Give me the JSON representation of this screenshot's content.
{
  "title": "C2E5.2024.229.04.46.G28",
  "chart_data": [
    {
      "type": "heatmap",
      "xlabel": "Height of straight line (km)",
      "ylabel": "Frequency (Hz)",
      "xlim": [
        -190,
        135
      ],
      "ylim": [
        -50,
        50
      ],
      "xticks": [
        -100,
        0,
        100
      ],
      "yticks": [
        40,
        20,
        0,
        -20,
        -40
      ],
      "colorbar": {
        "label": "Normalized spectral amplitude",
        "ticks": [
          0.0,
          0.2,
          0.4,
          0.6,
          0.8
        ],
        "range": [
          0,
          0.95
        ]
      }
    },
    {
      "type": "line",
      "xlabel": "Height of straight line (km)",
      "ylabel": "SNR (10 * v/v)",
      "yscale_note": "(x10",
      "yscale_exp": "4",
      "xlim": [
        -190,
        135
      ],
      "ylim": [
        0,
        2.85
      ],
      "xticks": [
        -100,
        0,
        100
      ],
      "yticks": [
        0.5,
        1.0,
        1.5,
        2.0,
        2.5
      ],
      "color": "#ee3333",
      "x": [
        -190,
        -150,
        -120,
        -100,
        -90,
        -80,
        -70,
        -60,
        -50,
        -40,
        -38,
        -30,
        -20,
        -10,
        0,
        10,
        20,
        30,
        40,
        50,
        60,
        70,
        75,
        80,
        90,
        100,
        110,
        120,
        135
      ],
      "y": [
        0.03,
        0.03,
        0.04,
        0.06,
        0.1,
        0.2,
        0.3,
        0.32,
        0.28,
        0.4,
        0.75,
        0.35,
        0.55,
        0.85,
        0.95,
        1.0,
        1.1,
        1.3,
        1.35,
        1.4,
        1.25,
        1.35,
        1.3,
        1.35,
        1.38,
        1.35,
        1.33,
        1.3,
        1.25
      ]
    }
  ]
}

***

→ **WHAT YOU SHOULD DO**: Write out the data again, exactly and in full.

→ **SOLUTION TO THE PROBLEM**:
Give me the JSON representation of this screenshot's content.
{
  "title": "C2E5.2024.229.04.46.G28",
  "chart_data": [
    {
      "type": "heatmap",
      "xlabel": "Height of straight line (km)",
      "ylabel": "Frequency (Hz)",
      "xlim": [
        -190,
        135
      ],
      "ylim": [
        -50,
        50
      ],
      "xticks": [
        -100,
        0,
        100
      ],
      "yticks": [
        40,
        20,
        0,
        -20,
        -40
      ],
      "colorbar": {
        "label": "Normalized spectral amplitude",
        "ticks": [
          0.0,
          0.2,
          0.4,
          0.6,
          0.8
        ],
        "range": [
          0,
          0.95
        ]
      }
    },
    {
      "type": "line",
      "xlabel": "Height of straight line (km)",
      "ylabel": "SNR (10 * v/v)",
      "yscale_note": "(x10",
      "yscale_exp": "4",
      "xlim": [
        -190,
        135
      ],
      "ylim": [
        0,
        2.85
      ],
      "xticks": [
        -100,
        0,
        100
      ],
      "yticks": [
        0.5,
        1.0,
        1.5,
        2.0,
        2.5
      ],
      "color": "#ee3333",
      "x": [
        -190,
        -150,
        -120,
        -100,
        -90,
        -80,
        -70,
        -60,
        -50,
        -40,
        -38,
        -30,
        -20,
        -10,
        0,
        10,
        20,
        30,
        40,
        50,
        60,
        70,
        75,
        80,
        90,
        100,
        110,
        120,
        135
      ],
      "y": [
        0.03,
        0.03,
        0.04,
        0.06,
        0.1,
        0.2,
        0.3,
        0.32,
        0.28,
        0.4,
        0.75,
        0.35,
        0.55,
        0.85,
        0.95,
        1.0,
        1.1,
        1.3,
        1.35,
        1.4,
        1.25,
        1.35,
        1.3,
        1.35,
        1.38,
        1.35,
        1.33,
        1.3,
        1.25
      ]
    }
  ]
}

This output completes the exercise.